Lines of data:
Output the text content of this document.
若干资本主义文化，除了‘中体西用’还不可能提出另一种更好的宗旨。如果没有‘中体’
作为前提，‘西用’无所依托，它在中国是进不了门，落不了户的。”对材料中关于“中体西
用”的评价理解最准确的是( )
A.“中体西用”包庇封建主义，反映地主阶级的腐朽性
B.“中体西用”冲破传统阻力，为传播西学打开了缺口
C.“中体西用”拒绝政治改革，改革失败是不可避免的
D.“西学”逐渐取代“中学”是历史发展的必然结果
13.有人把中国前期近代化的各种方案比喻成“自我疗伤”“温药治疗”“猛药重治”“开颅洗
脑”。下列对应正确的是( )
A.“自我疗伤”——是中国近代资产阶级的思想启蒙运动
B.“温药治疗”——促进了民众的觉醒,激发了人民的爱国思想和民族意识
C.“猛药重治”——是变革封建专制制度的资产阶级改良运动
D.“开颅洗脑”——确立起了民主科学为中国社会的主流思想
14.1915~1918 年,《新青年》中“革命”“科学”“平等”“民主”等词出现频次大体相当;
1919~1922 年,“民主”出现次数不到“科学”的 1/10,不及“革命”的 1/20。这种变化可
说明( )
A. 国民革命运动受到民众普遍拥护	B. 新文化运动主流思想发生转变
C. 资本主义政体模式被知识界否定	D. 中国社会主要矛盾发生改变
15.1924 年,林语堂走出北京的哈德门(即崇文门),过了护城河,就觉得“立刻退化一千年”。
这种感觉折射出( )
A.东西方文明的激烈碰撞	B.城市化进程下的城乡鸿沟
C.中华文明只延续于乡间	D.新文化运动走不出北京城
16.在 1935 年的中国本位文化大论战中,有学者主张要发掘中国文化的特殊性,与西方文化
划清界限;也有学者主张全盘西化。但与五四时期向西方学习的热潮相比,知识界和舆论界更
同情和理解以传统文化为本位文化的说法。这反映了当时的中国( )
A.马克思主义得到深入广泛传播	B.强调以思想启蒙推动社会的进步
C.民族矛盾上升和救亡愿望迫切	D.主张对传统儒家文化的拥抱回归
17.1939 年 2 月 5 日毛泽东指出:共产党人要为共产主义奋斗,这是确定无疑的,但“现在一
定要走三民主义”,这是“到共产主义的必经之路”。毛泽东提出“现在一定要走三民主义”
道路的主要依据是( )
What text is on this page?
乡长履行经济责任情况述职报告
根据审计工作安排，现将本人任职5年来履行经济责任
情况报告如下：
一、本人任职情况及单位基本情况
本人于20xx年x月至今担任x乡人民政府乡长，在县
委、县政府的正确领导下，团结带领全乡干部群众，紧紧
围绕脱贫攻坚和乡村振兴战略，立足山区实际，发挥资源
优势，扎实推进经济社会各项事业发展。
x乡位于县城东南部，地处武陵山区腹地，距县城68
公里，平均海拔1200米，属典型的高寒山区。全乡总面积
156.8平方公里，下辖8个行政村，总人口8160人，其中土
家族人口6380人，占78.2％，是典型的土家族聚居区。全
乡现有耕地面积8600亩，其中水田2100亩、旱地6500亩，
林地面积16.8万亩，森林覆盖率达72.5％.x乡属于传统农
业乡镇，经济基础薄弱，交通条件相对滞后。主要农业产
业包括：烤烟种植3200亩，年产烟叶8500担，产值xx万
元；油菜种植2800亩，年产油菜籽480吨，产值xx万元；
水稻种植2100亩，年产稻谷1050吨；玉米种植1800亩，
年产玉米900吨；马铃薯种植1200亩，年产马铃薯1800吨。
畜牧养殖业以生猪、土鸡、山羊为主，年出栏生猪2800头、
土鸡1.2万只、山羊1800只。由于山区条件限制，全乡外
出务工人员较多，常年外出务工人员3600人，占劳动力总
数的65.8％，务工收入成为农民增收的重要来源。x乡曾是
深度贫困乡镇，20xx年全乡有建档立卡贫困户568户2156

:: GOAL ::
All lines from the one with "What text is on this page?" through the final line above are to be quoted exactly; quote no other line.

:: RESULT OF THE EXERCISE ::
What text is on this page?
乡长履行经济责任情况述职报告
根据审计工作安排，现将本人任职5年来履行经济责任
情况报告如下：
一、本人任职情况及单位基本情况
本人于20xx年x月至今担任x乡人民政府乡长，在县
委、县政府的正确领导下，团结带领全乡干部群众，紧紧
围绕脱贫攻坚和乡村振兴战略，立足山区实际，发挥资源
优势，扎实推进经济社会各项事业发展。
x乡位于县城东南部，地处武陵山区腹地，距县城68
公里，平均海拔1200米，属典型的高寒山区。全乡总面积
156.8平方公里，下辖8个行政村，总人口8160人，其中土
家族人口6380人，占78.2％，是典型的土家族聚居区。全
乡现有耕地面积8600亩，其中水田2100亩、旱地6500亩，
林地面积16.8万亩，森林覆盖率达72.5％.x乡属于传统农
业乡镇，经济基础薄弱，交通条件相对滞后。主要农业产
业包括：烤烟种植3200亩，年产烟叶8500担，产值xx万
元；油菜种植2800亩，年产油菜籽480吨，产值xx万元；
水稻种植2100亩，年产稻谷1050吨；玉米种植1800亩，
年产玉米900吨；马铃薯种植1200亩，年产马铃薯1800吨。
畜牧养殖业以生猪、土鸡、山羊为主，年出栏生猪2800头、
土鸡1.2万只、山羊1800只。由于山区条件限制，全乡外
出务工人员较多，常年外出务工人员3600人，占劳动力总
数的65.8％，务工收入成为农民增收的重要来源。x乡曾是
深度贫困乡镇，20xx年全乡有建档立卡贫困户568户2156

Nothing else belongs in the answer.